DATA ENTRIES:

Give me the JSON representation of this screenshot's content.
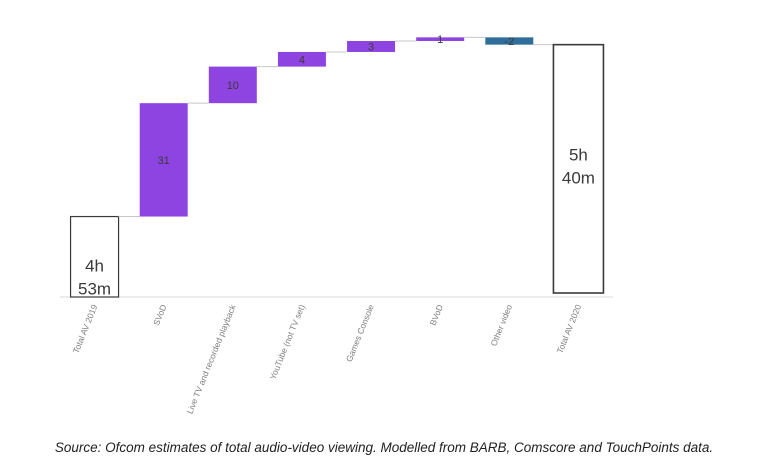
{
  "chart_data": {
    "type": "waterfall",
    "categories": [
      "Total AV 2019",
      "SVoD",
      "Live TV and recorded playback",
      "YouTube (not TV set)",
      "Games Console",
      "BVoD",
      "Other video",
      "Total AV 2020"
    ],
    "start": {
      "label": "Total AV 2019",
      "value": 293,
      "text_line1": "4h",
      "text_line2": "53m"
    },
    "steps": [
      {
        "category": "SVoD",
        "value": 31,
        "label": "31"
      },
      {
        "category": "Live TV and recorded playback",
        "value": 10,
        "label": "10"
      },
      {
        "category": "YouTube (not TV set)",
        "value": 4,
        "label": "4"
      },
      {
        "category": "Games Console",
        "value": 3,
        "label": "3"
      },
      {
        "category": "BVoD",
        "value": 1,
        "label": "1"
      },
      {
        "category": "Other video",
        "value": -2,
        "label": "-2"
      }
    ],
    "end": {
      "label": "Total AV 2020",
      "value": 340,
      "text_line1": "5h",
      "text_line2": "40m"
    },
    "ylim": [
      271,
      341
    ],
    "colors": {
      "increase": "#8e44e0",
      "decrease": "#2f6e9a",
      "total_border": "#3a3a3a",
      "connector": "#c8c8c8",
      "baseline": "#d9d9d9"
    }
  },
  "source": "Source: Ofcom estimates of total audio-video viewing. Modelled from BARB, Comscore and TouchPoints data."
}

TASK GOAL: Your task is to transcribe all of the records precisely, with no images included.

THE COMPLETED TASK:
Give me the JSON representation of this screenshot's content.
{
  "chart_data": {
    "type": "waterfall",
    "categories": [
      "Total AV 2019",
      "SVoD",
      "Live TV and recorded playback",
      "YouTube (not TV set)",
      "Games Console",
      "BVoD",
      "Other video",
      "Total AV 2020"
    ],
    "start": {
      "label": "Total AV 2019",
      "value": 293,
      "text_line1": "4h",
      "text_line2": "53m"
    },
    "steps": [
      {
        "category": "SVoD",
        "value": 31,
        "label": "31"
      },
      {
        "category": "Live TV and recorded playback",
        "value": 10,
        "label": "10"
      },
      {
        "category": "YouTube (not TV set)",
        "value": 4,
        "label": "4"
      },
      {
        "category": "Games Console",
        "value": 3,
        "label": "3"
      },
      {
        "category": "BVoD",
        "value": 1,
        "label": "1"
      },
      {
        "category": "Other video",
        "value": -2,
        "label": "-2"
      }
    ],
    "end": {
      "label": "Total AV 2020",
      "value": 340,
      "text_line1": "5h",
      "text_line2": "40m"
    },
    "ylim": [
      271,
      341
    ],
    "colors": {
      "increase": "#8e44e0",
      "decrease": "#2f6e9a",
      "total_border": "#3a3a3a",
      "connector": "#c8c8c8",
      "baseline": "#d9d9d9"
    }
  },
  "source": "Source: Ofcom estimates of total audio-video viewing. Modelled from BARB, Comscore and TouchPoints data."
}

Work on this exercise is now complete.